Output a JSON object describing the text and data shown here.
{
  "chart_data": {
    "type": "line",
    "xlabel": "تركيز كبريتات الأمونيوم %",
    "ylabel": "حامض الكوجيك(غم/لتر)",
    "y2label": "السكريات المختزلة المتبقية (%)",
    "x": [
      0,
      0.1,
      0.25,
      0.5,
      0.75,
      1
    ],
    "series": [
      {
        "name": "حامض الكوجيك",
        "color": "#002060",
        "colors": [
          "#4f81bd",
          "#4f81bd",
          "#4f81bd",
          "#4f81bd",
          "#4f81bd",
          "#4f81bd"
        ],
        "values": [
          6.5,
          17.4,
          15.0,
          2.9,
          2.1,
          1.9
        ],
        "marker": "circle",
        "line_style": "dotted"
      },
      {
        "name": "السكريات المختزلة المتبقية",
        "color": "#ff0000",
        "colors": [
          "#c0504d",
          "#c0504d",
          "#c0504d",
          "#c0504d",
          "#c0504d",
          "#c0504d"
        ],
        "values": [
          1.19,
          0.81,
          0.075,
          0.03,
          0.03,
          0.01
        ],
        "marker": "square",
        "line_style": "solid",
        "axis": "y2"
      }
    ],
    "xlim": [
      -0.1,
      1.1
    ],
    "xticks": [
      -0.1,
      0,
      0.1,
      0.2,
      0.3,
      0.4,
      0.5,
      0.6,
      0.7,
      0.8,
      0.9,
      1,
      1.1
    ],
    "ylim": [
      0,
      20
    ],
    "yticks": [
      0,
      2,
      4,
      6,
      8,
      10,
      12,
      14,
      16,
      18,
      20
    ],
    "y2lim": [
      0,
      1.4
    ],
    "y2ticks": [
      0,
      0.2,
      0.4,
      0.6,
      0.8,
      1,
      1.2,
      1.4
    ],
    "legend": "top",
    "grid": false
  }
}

= = = = =

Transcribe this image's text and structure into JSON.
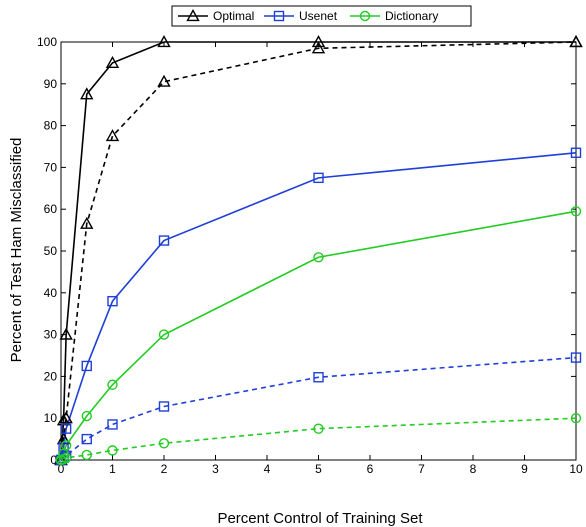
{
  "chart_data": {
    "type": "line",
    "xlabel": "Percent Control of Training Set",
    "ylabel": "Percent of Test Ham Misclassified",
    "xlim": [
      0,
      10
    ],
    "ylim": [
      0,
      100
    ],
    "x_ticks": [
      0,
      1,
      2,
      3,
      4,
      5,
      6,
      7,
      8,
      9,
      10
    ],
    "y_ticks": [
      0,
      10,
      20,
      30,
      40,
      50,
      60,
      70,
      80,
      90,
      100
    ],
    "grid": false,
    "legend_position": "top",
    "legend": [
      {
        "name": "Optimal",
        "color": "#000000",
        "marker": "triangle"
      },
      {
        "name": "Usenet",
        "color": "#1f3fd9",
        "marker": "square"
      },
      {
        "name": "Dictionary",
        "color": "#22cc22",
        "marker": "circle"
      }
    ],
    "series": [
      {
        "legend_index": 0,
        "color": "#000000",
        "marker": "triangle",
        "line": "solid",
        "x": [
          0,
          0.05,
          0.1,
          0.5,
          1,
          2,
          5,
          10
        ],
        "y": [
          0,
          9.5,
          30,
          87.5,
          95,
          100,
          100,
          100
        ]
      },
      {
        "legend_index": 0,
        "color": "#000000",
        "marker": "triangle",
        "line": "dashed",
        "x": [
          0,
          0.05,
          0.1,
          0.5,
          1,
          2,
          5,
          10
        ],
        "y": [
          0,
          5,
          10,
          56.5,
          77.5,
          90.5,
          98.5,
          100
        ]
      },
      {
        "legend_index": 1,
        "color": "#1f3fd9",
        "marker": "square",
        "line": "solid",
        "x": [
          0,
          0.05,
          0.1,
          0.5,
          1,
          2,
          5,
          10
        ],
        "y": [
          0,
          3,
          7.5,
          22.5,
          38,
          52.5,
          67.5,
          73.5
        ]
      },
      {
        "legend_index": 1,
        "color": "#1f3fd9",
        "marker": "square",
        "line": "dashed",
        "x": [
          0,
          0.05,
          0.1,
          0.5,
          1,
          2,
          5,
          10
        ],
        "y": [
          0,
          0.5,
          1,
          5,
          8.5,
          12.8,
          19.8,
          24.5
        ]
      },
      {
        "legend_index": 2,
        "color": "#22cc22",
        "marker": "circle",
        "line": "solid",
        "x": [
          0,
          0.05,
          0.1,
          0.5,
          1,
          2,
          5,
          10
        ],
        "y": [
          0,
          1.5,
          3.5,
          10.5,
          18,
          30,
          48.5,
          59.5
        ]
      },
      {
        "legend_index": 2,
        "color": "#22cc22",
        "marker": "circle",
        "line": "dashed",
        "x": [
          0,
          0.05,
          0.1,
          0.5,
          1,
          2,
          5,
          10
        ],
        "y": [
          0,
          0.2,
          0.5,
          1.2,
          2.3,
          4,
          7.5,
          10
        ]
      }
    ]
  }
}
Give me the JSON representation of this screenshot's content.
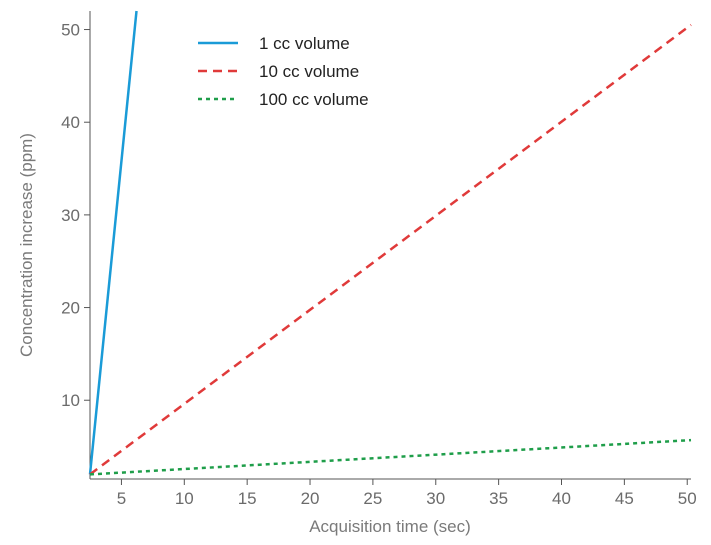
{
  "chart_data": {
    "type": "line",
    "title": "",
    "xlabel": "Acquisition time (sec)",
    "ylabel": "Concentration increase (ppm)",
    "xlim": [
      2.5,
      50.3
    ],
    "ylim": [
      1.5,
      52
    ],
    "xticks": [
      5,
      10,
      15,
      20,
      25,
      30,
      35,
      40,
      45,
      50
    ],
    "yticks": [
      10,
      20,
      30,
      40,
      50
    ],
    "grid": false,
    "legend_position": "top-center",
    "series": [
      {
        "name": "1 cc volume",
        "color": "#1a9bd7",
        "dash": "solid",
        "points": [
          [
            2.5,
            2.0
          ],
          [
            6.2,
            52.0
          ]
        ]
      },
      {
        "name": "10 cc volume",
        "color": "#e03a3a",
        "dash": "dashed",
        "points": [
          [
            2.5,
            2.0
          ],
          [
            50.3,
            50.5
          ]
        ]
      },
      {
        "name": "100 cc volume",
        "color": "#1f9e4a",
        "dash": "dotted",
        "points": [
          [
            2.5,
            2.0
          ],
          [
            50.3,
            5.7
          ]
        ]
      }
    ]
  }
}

= = = = =

Tally the lines in the records above that contain the word "xlabel", and give only that number.

WORKED SOLUTION
3